--- start ---

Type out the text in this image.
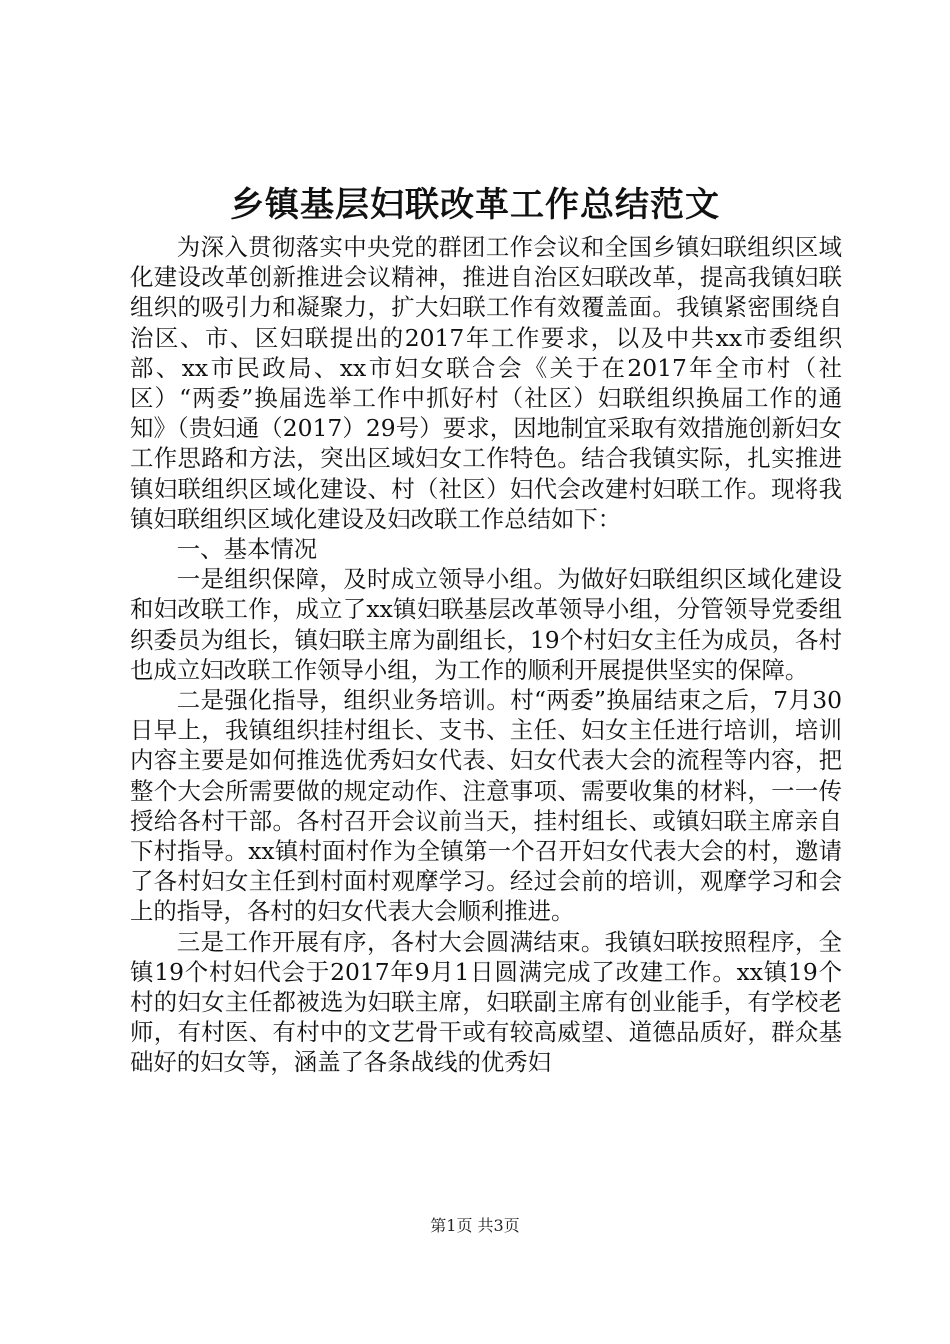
乡镇基层妇联改革工作总结范文

为深入贯彻落实中央党的群团工作会议和全国乡镇妇联组织区域化建设改革创新推进会议精神，推进自治区妇联改革，提高我镇妇联组织的吸引力和凝聚力，扩大妇联工作有效覆盖面。我镇紧密围绕自治区、市、区妇联提出的2017年工作要求，以及中共xx市委组织部、xx市民政局、xx市妇女联合会《关于在2017年全市村（社区）“两委”换届选举工作中抓好村（社区）妇联组织换届工作的通知》（贵妇通（2017）29号）要求，因地制宜采取有效措施创新妇女工作思路和方法，突出区域妇女工作特色。结合我镇实际，扎实推进镇妇联组织区域化建设、村（社区）妇代会改建村妇联工作。现将我镇妇联组织区域化建设及妇改联工作总结如下：

一、基本情况

一是组织保障，及时成立领导小组。为做好妇联组织区域化建设和妇改联工作，成立了xx镇妇联基层改革领导小组，分管领导党委组织委员为组长，镇妇联主席为副组长，19个村妇女主任为成员，各村也成立妇改联工作领导小组，为工作的顺利开展提供坚实的保障。

二是强化指导，组织业务培训。村“两委”换届结束之后，7月30日早上，我镇组织挂村组长、支书、主任、妇女主任进行培训，培训内容主要是如何推选优秀妇女代表、妇女代表大会的流程等内容，把整个大会所需要做的规定动作、注意事项、需要收集的材料，一一传授给各村干部。各村召开会议前当天，挂村组长、或镇妇联主席亲自下村指导。xx镇村面村作为全镇第一个召开妇女代表大会的村，邀请了各村妇女主任到村面村观摩学习。经过会前的培训，观摩学习和会上的指导，各村的妇女代表大会顺利推进。

三是工作开展有序，各村大会圆满结束。我镇妇联按照程序，全镇19个村妇代会于2017年9月1日圆满完成了改建工作。xx镇19个村的妇女主任都被选为妇联主席，妇联副主席有创业能手，有学校老师，有村医、有村中的文艺骨干或有较高威望、道德品质好，群众基础好的妇女等，涵盖了各条战线的优秀妇

第1页 共3页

--- end ---

**Exercise instructions**
Without the pictures, retype the whole of the material above exactly.

**Worked answer**
Type out the text in this image.
乡镇基层妇联改革工作总结范文

为深入贯彻落实中央党的群团工作会议和全国乡镇妇联组织区域化建设改革创新推进会议精神，推进自治区妇联改革，提高我镇妇联组织的吸引力和凝聚力，扩大妇联工作有效覆盖面。我镇紧密围绕自治区、市、区妇联提出的2017年工作要求，以及中共xx市委组织部、xx市民政局、xx市妇女联合会《关于在2017年全市村（社区）“两委”换届选举工作中抓好村（社区）妇联组织换届工作的通知》（贵妇通（2017）29号）要求，因地制宜采取有效措施创新妇女工作思路和方法，突出区域妇女工作特色。结合我镇实际，扎实推进镇妇联组织区域化建设、村（社区）妇代会改建村妇联工作。现将我镇妇联组织区域化建设及妇改联工作总结如下：

一、基本情况

一是组织保障，及时成立领导小组。为做好妇联组织区域化建设和妇改联工作，成立了xx镇妇联基层改革领导小组，分管领导党委组织委员为组长，镇妇联主席为副组长，19个村妇女主任为成员，各村也成立妇改联工作领导小组，为工作的顺利开展提供坚实的保障。

二是强化指导，组织业务培训。村“两委”换届结束之后，7月30日早上，我镇组织挂村组长、支书、主任、妇女主任进行培训，培训内容主要是如何推选优秀妇女代表、妇女代表大会的流程等内容，把整个大会所需要做的规定动作、注意事项、需要收集的材料，一一传授给各村干部。各村召开会议前当天，挂村组长、或镇妇联主席亲自下村指导。xx镇村面村作为全镇第一个召开妇女代表大会的村，邀请了各村妇女主任到村面村观摩学习。经过会前的培训，观摩学习和会上的指导，各村的妇女代表大会顺利推进。

三是工作开展有序，各村大会圆满结束。我镇妇联按照程序，全镇19个村妇代会于2017年9月1日圆满完成了改建工作。xx镇19个村的妇女主任都被选为妇联主席，妇联副主席有创业能手，有学校老师，有村医、有村中的文艺骨干或有较高威望、道德品质好，群众基础好的妇女等，涵盖了各条战线的优秀妇

第1页 共3页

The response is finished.